* begin *
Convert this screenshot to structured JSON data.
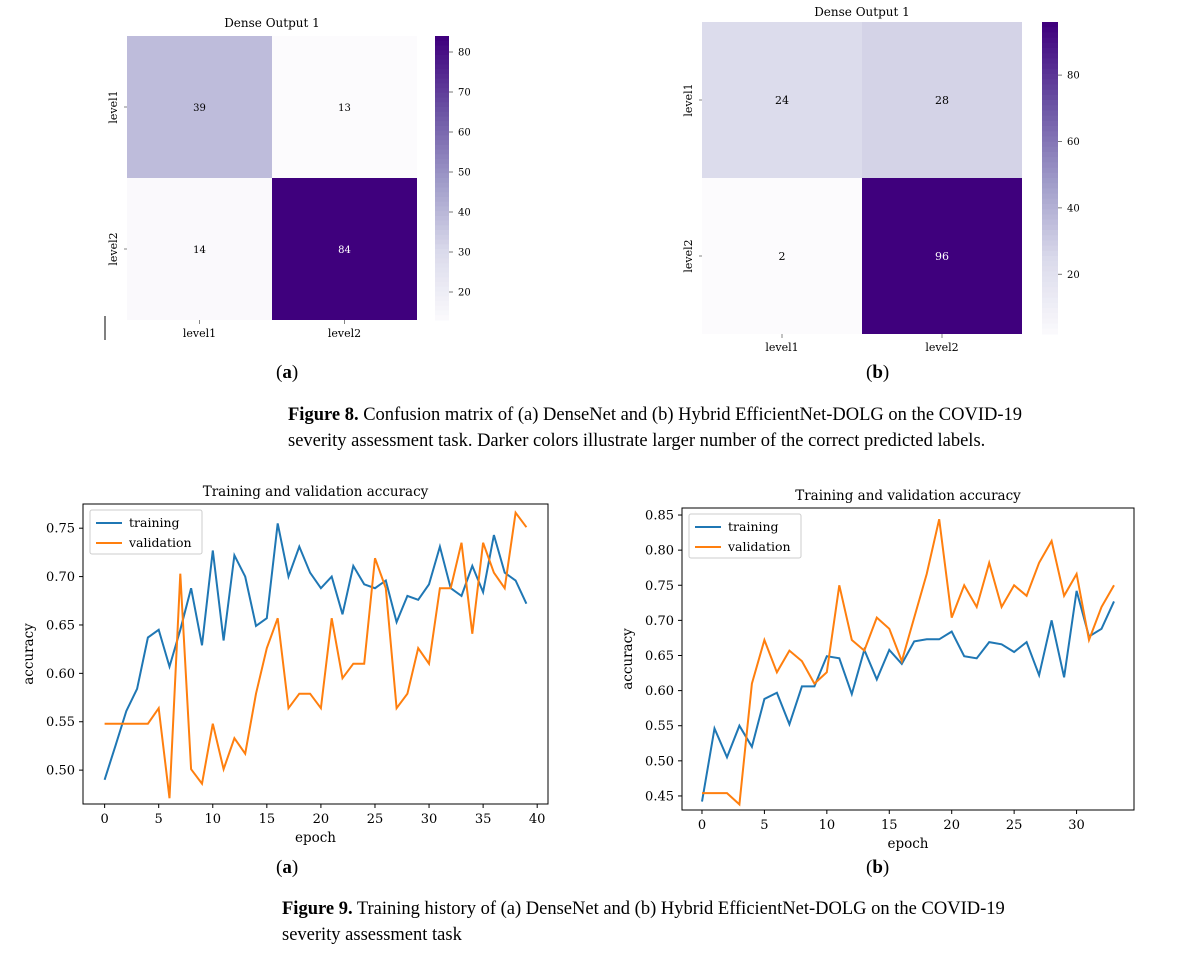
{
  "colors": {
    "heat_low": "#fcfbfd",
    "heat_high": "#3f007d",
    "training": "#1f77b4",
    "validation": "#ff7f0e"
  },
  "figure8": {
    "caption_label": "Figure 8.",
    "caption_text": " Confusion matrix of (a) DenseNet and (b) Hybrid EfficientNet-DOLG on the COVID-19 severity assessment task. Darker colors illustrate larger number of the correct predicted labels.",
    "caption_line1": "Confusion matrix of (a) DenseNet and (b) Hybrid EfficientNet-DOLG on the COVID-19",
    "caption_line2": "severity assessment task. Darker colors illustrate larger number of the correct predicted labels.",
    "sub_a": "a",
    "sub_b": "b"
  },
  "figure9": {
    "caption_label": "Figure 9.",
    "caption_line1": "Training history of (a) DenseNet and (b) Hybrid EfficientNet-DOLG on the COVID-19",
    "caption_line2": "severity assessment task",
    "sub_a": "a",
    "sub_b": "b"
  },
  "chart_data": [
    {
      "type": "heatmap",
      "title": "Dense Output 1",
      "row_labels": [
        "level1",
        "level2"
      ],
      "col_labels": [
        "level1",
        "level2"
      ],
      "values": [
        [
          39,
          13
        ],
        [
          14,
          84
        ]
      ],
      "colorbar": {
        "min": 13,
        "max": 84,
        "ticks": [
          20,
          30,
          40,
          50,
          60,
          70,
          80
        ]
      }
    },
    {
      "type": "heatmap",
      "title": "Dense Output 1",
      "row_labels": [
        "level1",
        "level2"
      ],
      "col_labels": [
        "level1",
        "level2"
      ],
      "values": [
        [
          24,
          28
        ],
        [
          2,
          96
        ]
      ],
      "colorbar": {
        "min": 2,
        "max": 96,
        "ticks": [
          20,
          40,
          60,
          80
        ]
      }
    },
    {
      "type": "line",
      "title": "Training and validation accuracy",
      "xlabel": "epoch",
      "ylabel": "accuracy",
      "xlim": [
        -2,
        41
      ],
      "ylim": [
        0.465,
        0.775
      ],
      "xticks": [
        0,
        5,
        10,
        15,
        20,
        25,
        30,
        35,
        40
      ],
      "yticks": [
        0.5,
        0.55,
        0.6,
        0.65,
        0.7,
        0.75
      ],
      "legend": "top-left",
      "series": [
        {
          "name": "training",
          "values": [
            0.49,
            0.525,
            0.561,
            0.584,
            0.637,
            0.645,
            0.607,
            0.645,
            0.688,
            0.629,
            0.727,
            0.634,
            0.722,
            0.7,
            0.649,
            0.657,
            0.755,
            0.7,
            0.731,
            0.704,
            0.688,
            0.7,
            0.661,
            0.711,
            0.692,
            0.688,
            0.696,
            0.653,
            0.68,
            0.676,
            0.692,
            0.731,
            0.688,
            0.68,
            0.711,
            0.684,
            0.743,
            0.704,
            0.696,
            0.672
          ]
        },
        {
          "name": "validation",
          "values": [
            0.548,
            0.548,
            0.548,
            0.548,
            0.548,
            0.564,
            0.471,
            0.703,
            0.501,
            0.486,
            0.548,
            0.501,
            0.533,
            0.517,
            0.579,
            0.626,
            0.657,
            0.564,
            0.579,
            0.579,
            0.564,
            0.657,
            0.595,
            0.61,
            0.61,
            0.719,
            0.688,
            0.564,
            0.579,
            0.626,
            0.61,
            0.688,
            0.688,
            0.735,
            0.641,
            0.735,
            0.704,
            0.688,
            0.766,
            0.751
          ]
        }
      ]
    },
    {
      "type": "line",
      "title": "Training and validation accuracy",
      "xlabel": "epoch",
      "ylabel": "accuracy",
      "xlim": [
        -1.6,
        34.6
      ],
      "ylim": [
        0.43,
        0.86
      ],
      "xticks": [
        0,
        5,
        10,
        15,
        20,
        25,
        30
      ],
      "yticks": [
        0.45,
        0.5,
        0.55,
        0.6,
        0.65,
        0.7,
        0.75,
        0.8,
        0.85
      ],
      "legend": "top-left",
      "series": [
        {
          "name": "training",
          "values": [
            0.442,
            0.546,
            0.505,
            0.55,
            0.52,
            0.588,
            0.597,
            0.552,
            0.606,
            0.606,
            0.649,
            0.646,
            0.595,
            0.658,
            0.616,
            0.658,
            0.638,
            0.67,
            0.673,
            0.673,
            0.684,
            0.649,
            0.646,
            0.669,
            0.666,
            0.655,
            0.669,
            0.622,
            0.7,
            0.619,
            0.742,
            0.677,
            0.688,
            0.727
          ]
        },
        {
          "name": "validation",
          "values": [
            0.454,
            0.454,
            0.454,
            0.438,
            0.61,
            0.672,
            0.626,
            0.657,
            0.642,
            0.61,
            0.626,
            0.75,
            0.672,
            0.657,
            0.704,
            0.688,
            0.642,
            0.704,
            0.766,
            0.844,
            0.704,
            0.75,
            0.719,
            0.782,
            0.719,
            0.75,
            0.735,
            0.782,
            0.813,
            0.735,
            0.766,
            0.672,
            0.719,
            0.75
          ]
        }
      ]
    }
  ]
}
* end *
> **Problem requirements**
Go through the listing above and pull out each line containing the word "assessment".

> **Correct output**
    "caption_text": " Confusion matrix of (a) DenseNet and (b) Hybrid EfficientNet-DOLG on the COVID-19 severity assessment task. Darker colors illustrate larger number of the correct predicted labels.",
    "caption_line2": "severity assessment task. Darker colors illustrate larger number of the correct predicted labels.",
    "caption_line2": "severity assessment task",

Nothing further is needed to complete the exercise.